Collected data entries
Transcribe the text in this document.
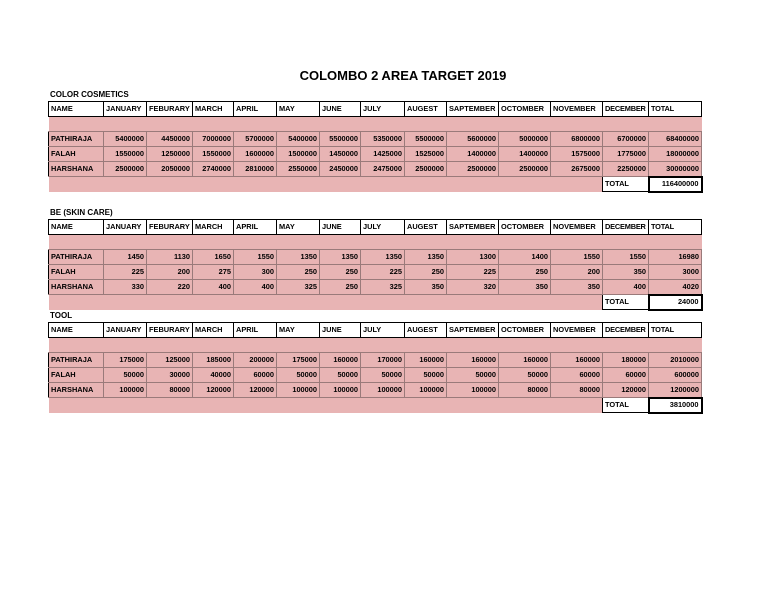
COLOMBO 2 AREA TARGET 2019
COLOR COSMETICS
NAME	JANUARY	FEBURARY	MARCH	APRIL	MAY	JUNE	JULY	AUGEST	SAPTEMBER	OCTOMBER	NOVEMBER	DECEMBER	TOTAL

PATHIRAJA	5400000	4450000	7000000	5700000	5400000	5500000	5350000	5500000	5600000	5000000	6800000	6700000	68400000
FALAH	1550000	1250000	1550000	1600000	1500000	1450000	1425000	1525000	1400000	1400000	1575000	1775000	18000000
HARSHANA	2500000	2050000	2740000	2810000	2550000	2450000	2475000	2500000	2500000	2500000	2675000	2250000	30000000
												TOTAL	116400000
BE (SKIN CARE)
NAME	JANUARY	FEBURARY	MARCH	APRIL	MAY	JUNE	JULY	AUGEST	SAPTEMBER	OCTOMBER	NOVEMBER	DECEMBER	TOTAL

PATHIRAJA	1450	1130	1650	1550	1350	1350	1350	1350	1300	1400	1550	1550	16980
FALAH	225	200	275	300	250	250	225	250	225	250	200	350	3000
HARSHANA	330	220	400	400	325	250	325	350	320	350	350	400	4020
												TOTAL	24000
TOOL
NAME	JANUARY	FEBURARY	MARCH	APRIL	MAY	JUNE	JULY	AUGEST	SAPTEMBER	OCTOMBER	NOVEMBER	DECEMBER	TOTAL

PATHIRAJA	175000	125000	185000	200000	175000	160000	170000	160000	160000	160000	160000	180000	2010000
FALAH	50000	30000	40000	60000	50000	50000	50000	50000	50000	50000	60000	60000	600000
HARSHANA	100000	80000	120000	120000	100000	100000	100000	100000	100000	80000	80000	120000	1200000
												TOTAL	3810000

_TASK REQUIREMENTS:_ Write out all the entries exactly, except for the pictures.

_CORRECT ANSWER:_
Transcribe the text in this document.
COLOMBO 2 AREA TARGET 2019
COLOR COSMETICS
NAME	JANUARY	FEBURARY	MARCH	APRIL	MAY	JUNE	JULY	AUGEST	SAPTEMBER	OCTOMBER	NOVEMBER	DECEMBER	TOTAL

PATHIRAJA	5400000	4450000	7000000	5700000	5400000	5500000	5350000	5500000	5600000	5000000	6800000	6700000	68400000
FALAH	1550000	1250000	1550000	1600000	1500000	1450000	1425000	1525000	1400000	1400000	1575000	1775000	18000000
HARSHANA	2500000	2050000	2740000	2810000	2550000	2450000	2475000	2500000	2500000	2500000	2675000	2250000	30000000
												TOTAL	116400000
BE (SKIN CARE)
NAME	JANUARY	FEBURARY	MARCH	APRIL	MAY	JUNE	JULY	AUGEST	SAPTEMBER	OCTOMBER	NOVEMBER	DECEMBER	TOTAL

PATHIRAJA	1450	1130	1650	1550	1350	1350	1350	1350	1300	1400	1550	1550	16980
FALAH	225	200	275	300	250	250	225	250	225	250	200	350	3000
HARSHANA	330	220	400	400	325	250	325	350	320	350	350	400	4020
												TOTAL	24000
TOOL
NAME	JANUARY	FEBURARY	MARCH	APRIL	MAY	JUNE	JULY	AUGEST	SAPTEMBER	OCTOMBER	NOVEMBER	DECEMBER	TOTAL

PATHIRAJA	175000	125000	185000	200000	175000	160000	170000	160000	160000	160000	160000	180000	2010000
FALAH	50000	30000	40000	60000	50000	50000	50000	50000	50000	50000	60000	60000	600000
HARSHANA	100000	80000	120000	120000	100000	100000	100000	100000	100000	80000	80000	120000	1200000
												TOTAL	3810000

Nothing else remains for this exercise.